REQUIREMENTS
Check each line of the data for "this" and select those that have it.

________________________________________

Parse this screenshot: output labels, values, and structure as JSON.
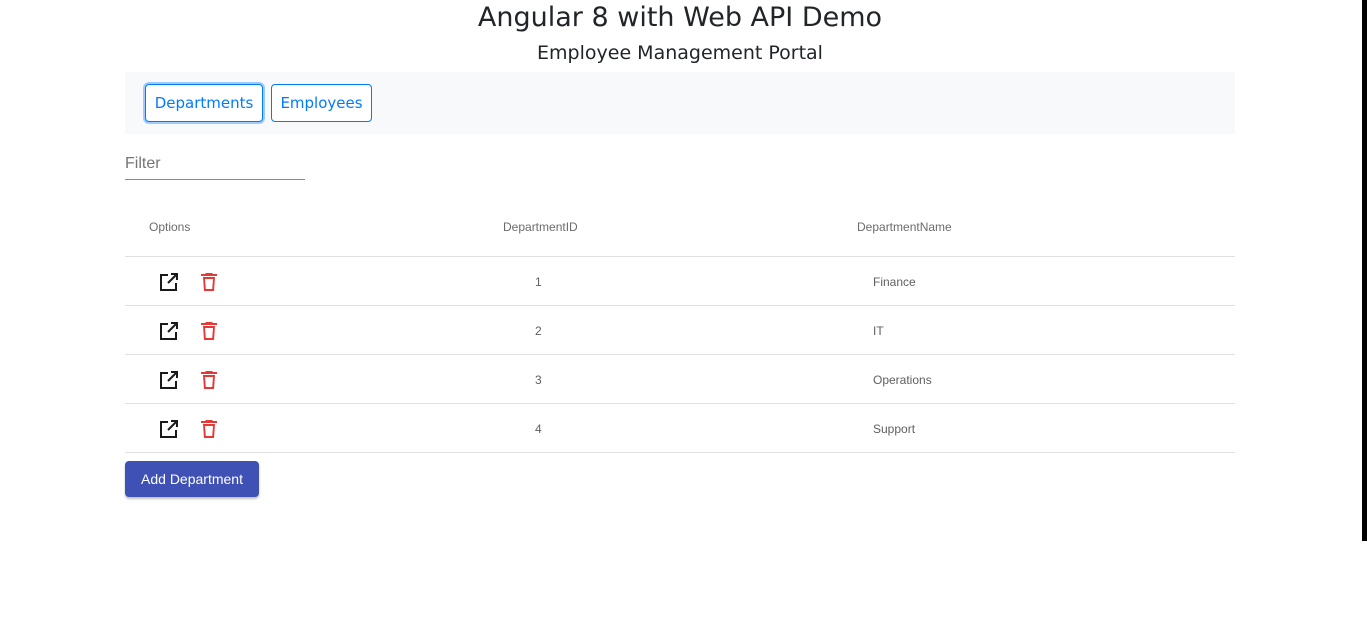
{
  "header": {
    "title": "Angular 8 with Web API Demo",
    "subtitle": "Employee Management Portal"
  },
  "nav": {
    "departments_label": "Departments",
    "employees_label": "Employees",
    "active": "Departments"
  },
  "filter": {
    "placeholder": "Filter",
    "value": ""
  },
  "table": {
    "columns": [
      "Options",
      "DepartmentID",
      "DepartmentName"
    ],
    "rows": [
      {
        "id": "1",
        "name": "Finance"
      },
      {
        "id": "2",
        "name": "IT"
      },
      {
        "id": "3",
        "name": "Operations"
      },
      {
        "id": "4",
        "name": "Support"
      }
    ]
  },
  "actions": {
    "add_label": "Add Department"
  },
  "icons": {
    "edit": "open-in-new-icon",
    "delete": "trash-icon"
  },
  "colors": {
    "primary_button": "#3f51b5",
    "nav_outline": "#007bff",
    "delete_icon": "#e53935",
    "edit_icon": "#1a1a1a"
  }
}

________________________________________

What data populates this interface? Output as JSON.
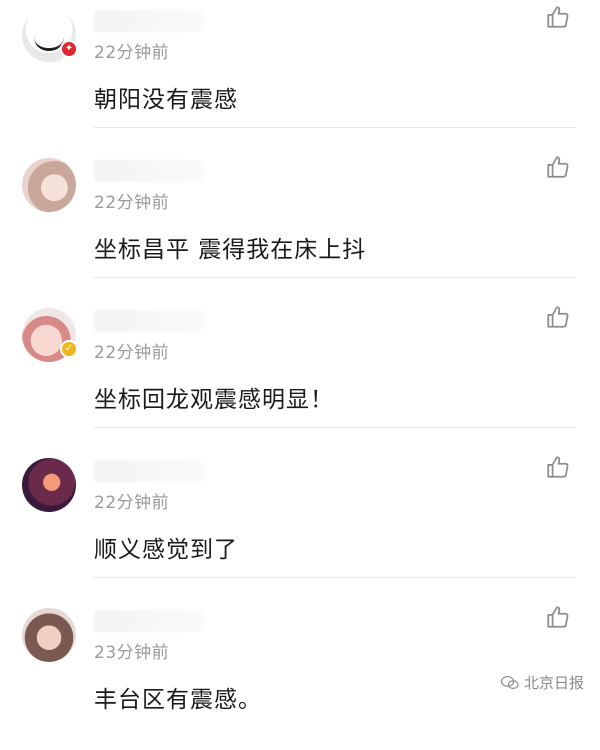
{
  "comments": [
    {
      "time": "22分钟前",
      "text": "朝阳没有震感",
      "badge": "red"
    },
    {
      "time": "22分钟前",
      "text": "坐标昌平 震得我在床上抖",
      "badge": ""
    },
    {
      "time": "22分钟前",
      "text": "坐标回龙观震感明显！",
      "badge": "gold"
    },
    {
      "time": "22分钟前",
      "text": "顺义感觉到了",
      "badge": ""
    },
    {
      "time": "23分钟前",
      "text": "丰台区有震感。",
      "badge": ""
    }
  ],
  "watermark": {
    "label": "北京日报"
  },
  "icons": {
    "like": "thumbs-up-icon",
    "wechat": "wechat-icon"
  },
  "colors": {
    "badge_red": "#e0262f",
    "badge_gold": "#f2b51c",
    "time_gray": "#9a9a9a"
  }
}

________________________________________

RESPONSE
Parse this screenshot: output labels, values, and structure as JSON.
What data populates this interface? Output as JSON.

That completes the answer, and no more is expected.